WHAT NEEDS TO BE DONE = Using the data below, copy every line that contains the word "from".

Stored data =
┄┄┄┄┄┄┄┄┄┄┄┄┄┄┄┄┄┄┄┄

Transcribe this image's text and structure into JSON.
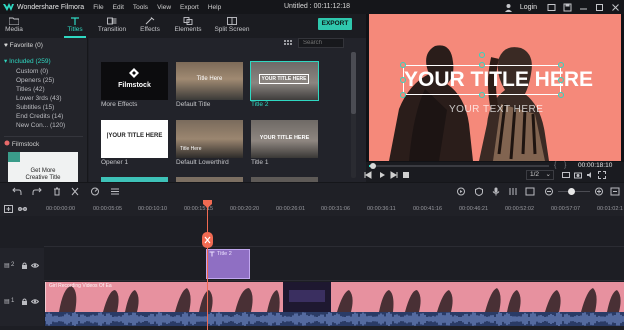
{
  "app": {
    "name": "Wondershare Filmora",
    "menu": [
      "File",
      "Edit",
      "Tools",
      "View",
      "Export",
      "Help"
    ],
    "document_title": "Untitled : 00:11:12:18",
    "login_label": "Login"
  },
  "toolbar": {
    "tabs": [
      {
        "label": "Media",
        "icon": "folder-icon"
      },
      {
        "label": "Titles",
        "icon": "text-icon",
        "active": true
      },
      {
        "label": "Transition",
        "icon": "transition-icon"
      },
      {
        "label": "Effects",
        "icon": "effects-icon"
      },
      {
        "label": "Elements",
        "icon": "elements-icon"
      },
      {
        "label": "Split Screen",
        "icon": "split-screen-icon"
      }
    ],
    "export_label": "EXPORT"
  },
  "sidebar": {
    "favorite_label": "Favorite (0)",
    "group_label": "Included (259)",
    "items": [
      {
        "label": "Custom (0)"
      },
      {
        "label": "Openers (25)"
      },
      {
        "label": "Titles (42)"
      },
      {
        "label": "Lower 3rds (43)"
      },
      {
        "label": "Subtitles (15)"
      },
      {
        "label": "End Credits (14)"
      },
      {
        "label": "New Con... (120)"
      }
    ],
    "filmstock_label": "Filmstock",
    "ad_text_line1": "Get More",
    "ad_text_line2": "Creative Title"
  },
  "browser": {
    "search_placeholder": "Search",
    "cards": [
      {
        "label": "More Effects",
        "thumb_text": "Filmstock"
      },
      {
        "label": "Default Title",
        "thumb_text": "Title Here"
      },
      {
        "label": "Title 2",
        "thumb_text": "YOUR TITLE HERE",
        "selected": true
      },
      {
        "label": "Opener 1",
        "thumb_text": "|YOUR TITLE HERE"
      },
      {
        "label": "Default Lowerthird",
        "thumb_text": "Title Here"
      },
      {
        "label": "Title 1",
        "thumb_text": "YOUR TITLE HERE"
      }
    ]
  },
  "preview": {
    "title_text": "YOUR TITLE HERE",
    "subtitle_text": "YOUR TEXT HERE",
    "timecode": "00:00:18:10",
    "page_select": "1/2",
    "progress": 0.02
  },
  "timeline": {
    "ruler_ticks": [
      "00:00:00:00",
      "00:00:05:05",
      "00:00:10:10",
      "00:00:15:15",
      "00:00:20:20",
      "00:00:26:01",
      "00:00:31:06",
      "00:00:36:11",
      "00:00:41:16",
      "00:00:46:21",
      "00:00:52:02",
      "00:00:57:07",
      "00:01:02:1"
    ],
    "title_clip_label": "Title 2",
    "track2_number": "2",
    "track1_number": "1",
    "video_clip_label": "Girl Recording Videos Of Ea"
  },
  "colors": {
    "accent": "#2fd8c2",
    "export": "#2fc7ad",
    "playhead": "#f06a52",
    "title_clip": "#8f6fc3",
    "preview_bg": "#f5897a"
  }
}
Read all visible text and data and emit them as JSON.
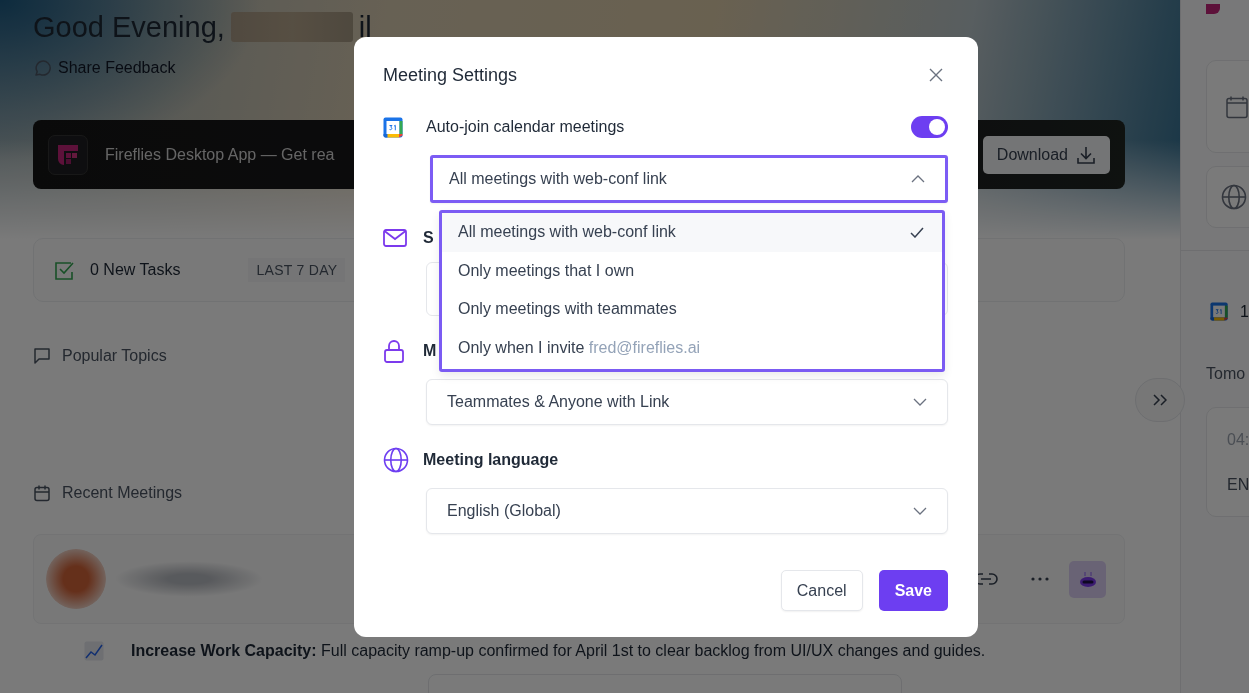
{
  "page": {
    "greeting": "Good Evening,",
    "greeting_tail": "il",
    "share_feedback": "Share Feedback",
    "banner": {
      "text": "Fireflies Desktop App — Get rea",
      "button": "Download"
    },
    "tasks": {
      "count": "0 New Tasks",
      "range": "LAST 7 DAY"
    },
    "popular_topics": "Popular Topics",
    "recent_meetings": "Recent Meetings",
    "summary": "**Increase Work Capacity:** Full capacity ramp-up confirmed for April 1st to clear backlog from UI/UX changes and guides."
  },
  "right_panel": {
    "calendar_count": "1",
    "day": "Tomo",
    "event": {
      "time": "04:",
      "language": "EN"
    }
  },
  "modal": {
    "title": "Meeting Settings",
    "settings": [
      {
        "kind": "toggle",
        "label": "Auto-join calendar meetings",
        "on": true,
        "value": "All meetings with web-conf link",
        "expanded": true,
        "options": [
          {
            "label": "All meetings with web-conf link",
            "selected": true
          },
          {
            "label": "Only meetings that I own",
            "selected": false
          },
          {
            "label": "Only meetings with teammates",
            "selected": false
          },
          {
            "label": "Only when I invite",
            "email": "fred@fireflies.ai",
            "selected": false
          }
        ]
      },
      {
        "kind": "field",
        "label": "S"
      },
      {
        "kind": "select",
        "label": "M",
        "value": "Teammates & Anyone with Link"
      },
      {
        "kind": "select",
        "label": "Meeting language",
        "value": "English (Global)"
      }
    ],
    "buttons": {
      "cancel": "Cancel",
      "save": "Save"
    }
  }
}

┄┄┄┄┄┄┄┄┄┄┄┄┄┄┄┄┄┄┄┄

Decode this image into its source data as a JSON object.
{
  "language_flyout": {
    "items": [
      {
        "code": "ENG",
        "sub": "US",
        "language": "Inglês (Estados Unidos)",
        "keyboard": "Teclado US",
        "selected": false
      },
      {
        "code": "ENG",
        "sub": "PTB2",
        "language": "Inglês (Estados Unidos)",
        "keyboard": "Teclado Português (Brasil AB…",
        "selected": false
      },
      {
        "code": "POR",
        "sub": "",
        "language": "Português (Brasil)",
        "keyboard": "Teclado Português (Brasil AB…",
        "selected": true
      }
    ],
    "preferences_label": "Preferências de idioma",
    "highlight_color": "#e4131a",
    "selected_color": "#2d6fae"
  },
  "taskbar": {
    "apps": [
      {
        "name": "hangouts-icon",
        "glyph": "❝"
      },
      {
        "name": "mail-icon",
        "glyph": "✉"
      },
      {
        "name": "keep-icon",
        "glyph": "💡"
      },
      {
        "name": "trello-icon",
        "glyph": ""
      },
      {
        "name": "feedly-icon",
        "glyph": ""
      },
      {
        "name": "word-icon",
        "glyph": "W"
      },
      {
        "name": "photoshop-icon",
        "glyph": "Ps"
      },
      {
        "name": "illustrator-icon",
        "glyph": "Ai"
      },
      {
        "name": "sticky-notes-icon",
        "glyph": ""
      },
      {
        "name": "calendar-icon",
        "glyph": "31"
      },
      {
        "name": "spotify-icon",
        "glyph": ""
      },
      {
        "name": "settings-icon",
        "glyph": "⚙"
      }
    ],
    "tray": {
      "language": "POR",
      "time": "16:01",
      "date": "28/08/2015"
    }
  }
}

┄┄┄┄┄┄┄┄┄┄┄┄┄┄┄┄┄┄┄┄

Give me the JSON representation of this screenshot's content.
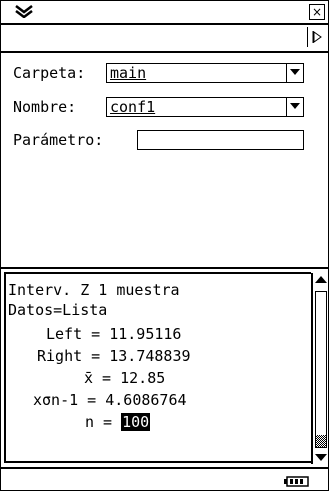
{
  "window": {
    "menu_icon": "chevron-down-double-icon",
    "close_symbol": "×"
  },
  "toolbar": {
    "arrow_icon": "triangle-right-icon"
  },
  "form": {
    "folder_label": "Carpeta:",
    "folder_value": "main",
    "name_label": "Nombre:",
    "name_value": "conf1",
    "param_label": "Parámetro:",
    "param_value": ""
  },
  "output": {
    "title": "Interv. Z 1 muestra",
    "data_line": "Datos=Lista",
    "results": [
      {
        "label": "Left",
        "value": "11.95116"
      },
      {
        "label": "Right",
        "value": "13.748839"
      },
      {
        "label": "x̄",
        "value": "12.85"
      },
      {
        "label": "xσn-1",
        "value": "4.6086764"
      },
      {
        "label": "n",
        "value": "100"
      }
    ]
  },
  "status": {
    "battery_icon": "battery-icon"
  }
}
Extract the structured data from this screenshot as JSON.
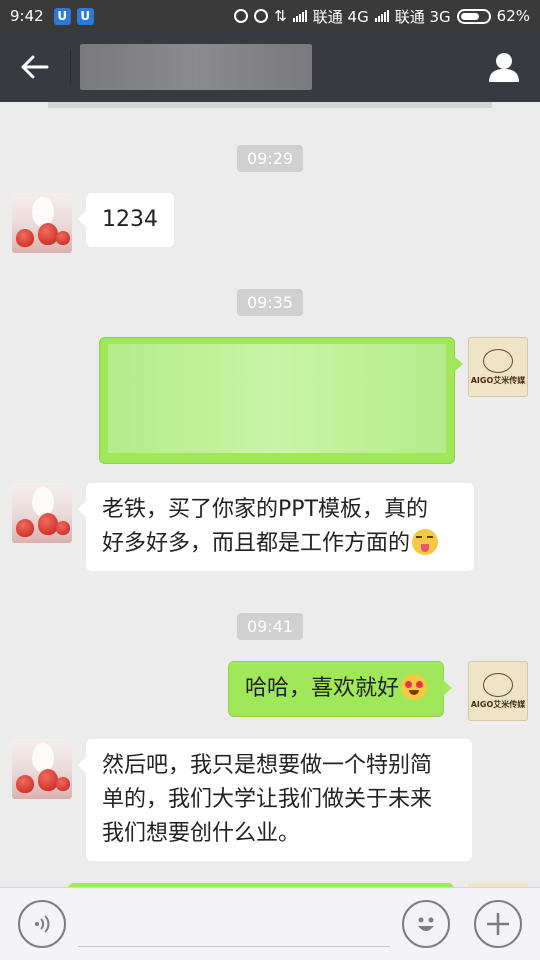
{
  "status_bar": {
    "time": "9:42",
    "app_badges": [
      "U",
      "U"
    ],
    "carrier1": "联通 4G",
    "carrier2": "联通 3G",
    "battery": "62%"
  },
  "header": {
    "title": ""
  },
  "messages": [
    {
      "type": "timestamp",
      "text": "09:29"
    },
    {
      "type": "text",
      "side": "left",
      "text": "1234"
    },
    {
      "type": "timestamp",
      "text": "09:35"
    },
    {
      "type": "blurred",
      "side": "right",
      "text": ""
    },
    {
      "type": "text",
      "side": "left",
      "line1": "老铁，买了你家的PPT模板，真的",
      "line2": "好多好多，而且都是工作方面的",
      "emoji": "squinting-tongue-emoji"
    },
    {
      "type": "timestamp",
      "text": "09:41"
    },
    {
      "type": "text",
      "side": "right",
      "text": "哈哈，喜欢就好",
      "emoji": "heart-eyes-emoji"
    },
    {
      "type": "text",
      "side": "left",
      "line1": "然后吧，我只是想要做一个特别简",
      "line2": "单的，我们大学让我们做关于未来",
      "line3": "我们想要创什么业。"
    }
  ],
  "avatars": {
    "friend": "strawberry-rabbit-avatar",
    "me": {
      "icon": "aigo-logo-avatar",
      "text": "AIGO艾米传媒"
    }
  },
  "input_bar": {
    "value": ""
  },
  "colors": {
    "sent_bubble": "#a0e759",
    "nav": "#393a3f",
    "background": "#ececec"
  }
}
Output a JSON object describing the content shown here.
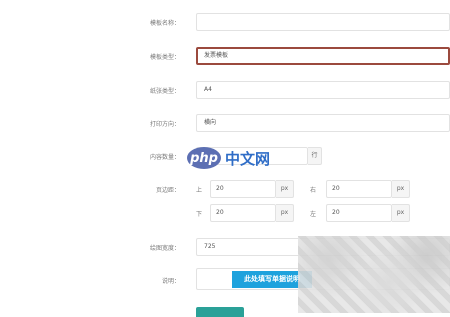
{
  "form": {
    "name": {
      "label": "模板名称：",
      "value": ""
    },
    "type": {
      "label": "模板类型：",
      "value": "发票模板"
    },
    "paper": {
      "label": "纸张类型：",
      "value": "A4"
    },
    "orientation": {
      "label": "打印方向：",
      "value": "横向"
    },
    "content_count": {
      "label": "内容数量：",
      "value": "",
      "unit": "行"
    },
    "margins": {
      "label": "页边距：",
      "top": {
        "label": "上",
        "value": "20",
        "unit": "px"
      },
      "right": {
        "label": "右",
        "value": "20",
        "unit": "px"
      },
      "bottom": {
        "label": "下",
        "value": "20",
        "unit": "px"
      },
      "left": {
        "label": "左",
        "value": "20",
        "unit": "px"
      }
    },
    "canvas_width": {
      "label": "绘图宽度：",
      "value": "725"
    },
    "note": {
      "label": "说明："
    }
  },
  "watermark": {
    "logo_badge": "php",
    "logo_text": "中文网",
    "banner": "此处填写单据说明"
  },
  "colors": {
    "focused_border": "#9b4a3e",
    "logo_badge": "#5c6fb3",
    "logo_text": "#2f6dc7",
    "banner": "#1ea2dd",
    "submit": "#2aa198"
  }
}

┄┄┄┄┄┄┄┄┄┄┄┄┄┄┄┄┄┄┄┄

WRITTEN RESPONSE =
    "summary": "**Increase Work Capacity:** Full capacity ramp-up confirmed for April 1st to clear backlog from UI/UX changes and guides."
Extract the structured data from this screenshot as JSON.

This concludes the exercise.